--- RECORD EXTRACTS ---
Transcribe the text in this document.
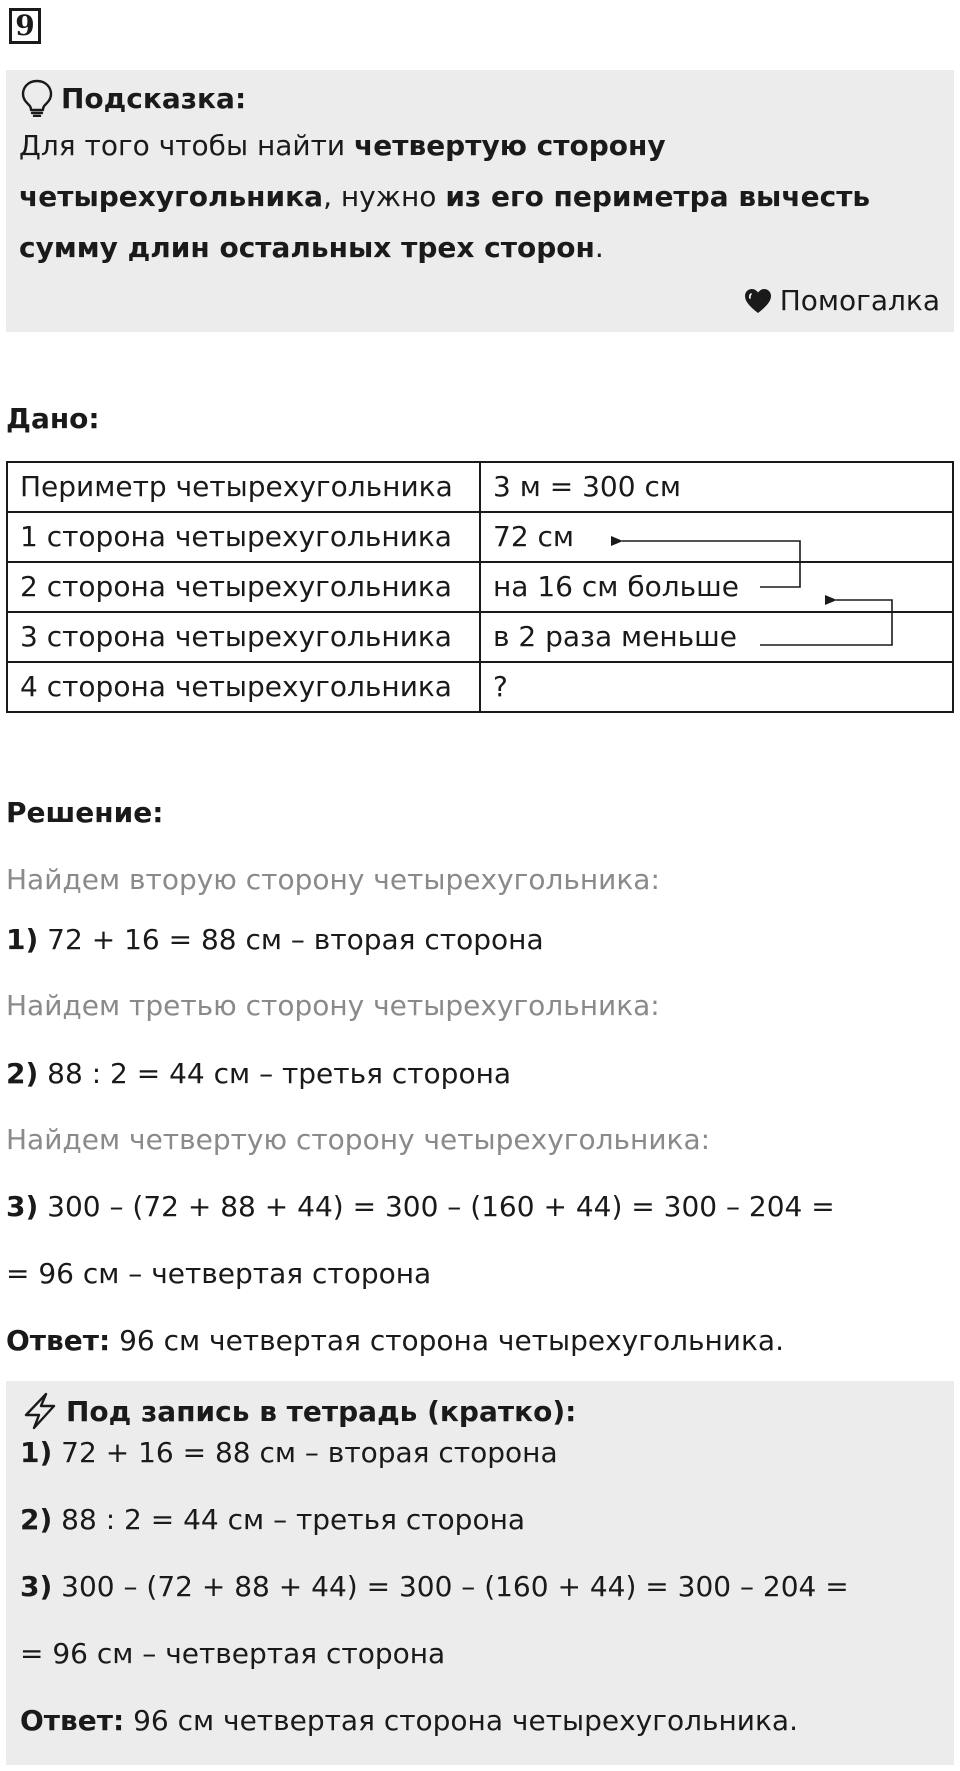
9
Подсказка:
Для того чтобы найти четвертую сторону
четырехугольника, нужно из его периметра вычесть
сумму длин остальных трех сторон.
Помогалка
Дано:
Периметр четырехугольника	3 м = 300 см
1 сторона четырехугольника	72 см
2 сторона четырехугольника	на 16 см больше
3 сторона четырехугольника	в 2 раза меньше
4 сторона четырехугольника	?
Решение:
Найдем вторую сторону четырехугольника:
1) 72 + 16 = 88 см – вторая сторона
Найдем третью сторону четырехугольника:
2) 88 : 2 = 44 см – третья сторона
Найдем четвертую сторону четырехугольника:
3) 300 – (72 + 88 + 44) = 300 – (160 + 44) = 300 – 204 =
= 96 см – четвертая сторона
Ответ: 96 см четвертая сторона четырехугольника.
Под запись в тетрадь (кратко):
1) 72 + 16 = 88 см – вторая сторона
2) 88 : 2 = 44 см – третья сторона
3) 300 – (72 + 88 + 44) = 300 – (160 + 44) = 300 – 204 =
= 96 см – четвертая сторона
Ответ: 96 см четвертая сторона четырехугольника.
---
YOUR INSTRUCTIONS: Copy the entries above faithfully and omit every image.

SOLUTION TO THE EXERCISE:
Transcribe the text in this document.
9
Подсказка:
Для того чтобы найти четвертую сторону
четырехугольника, нужно из его периметра вычесть
сумму длин остальных трех сторон.
Помогалка
Дано:
Периметр четырехугольника	3 м = 300 см
1 сторона четырехугольника	72 см
2 сторона четырехугольника	на 16 см больше
3 сторона четырехугольника	в 2 раза меньше
4 сторона четырехугольника	?
Решение:
Найдем вторую сторону четырехугольника:
1) 72 + 16 = 88 см – вторая сторона
Найдем третью сторону четырехугольника:
2) 88 : 2 = 44 см – третья сторона
Найдем четвертую сторону четырехугольника:
3) 300 – (72 + 88 + 44) = 300 – (160 + 44) = 300 – 204 =
= 96 см – четвертая сторона
Ответ: 96 см четвертая сторона четырехугольника.
Под запись в тетрадь (кратко):
1) 72 + 16 = 88 см – вторая сторона
2) 88 : 2 = 44 см – третья сторона
3) 300 – (72 + 88 + 44) = 300 – (160 + 44) = 300 – 204 =
= 96 см – четвертая сторона
Ответ: 96 см четвертая сторона четырехугольника.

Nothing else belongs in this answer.